Stored records:
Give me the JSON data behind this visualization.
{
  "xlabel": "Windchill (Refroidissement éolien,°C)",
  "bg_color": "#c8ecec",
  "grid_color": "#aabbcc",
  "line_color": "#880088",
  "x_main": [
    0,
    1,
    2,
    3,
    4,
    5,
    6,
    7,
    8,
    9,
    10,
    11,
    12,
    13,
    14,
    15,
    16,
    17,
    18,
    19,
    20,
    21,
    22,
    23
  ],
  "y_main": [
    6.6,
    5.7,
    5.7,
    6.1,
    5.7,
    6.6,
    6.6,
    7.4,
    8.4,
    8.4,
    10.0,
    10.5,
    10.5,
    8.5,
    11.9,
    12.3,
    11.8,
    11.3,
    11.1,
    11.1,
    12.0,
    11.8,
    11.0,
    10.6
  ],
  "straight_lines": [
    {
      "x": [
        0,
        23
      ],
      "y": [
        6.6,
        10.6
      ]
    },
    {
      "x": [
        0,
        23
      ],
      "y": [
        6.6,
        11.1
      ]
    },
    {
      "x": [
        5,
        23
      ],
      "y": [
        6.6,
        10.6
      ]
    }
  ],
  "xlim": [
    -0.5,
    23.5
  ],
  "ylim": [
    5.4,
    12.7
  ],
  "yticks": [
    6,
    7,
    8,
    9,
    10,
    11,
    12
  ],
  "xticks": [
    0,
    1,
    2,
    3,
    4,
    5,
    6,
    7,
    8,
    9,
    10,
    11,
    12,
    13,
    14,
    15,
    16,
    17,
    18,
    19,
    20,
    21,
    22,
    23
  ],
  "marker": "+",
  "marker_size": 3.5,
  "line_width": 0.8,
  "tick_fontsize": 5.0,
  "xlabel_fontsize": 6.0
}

**Challenge**
Copy all the entries verbatim.

**Response to the exercise**
Give me the JSON data behind this visualization.
{
  "xlabel": "Windchill (Refroidissement éolien,°C)",
  "bg_color": "#c8ecec",
  "grid_color": "#aabbcc",
  "line_color": "#880088",
  "x_main": [
    0,
    1,
    2,
    3,
    4,
    5,
    6,
    7,
    8,
    9,
    10,
    11,
    12,
    13,
    14,
    15,
    16,
    17,
    18,
    19,
    20,
    21,
    22,
    23
  ],
  "y_main": [
    6.6,
    5.7,
    5.7,
    6.1,
    5.7,
    6.6,
    6.6,
    7.4,
    8.4,
    8.4,
    10.0,
    10.5,
    10.5,
    8.5,
    11.9,
    12.3,
    11.8,
    11.3,
    11.1,
    11.1,
    12.0,
    11.8,
    11.0,
    10.6
  ],
  "straight_lines": [
    {
      "x": [
        0,
        23
      ],
      "y": [
        6.6,
        10.6
      ]
    },
    {
      "x": [
        0,
        23
      ],
      "y": [
        6.6,
        11.1
      ]
    },
    {
      "x": [
        5,
        23
      ],
      "y": [
        6.6,
        10.6
      ]
    }
  ],
  "xlim": [
    -0.5,
    23.5
  ],
  "ylim": [
    5.4,
    12.7
  ],
  "yticks": [
    6,
    7,
    8,
    9,
    10,
    11,
    12
  ],
  "xticks": [
    0,
    1,
    2,
    3,
    4,
    5,
    6,
    7,
    8,
    9,
    10,
    11,
    12,
    13,
    14,
    15,
    16,
    17,
    18,
    19,
    20,
    21,
    22,
    23
  ],
  "marker": "+",
  "marker_size": 3.5,
  "line_width": 0.8,
  "tick_fontsize": 5.0,
  "xlabel_fontsize": 6.0
}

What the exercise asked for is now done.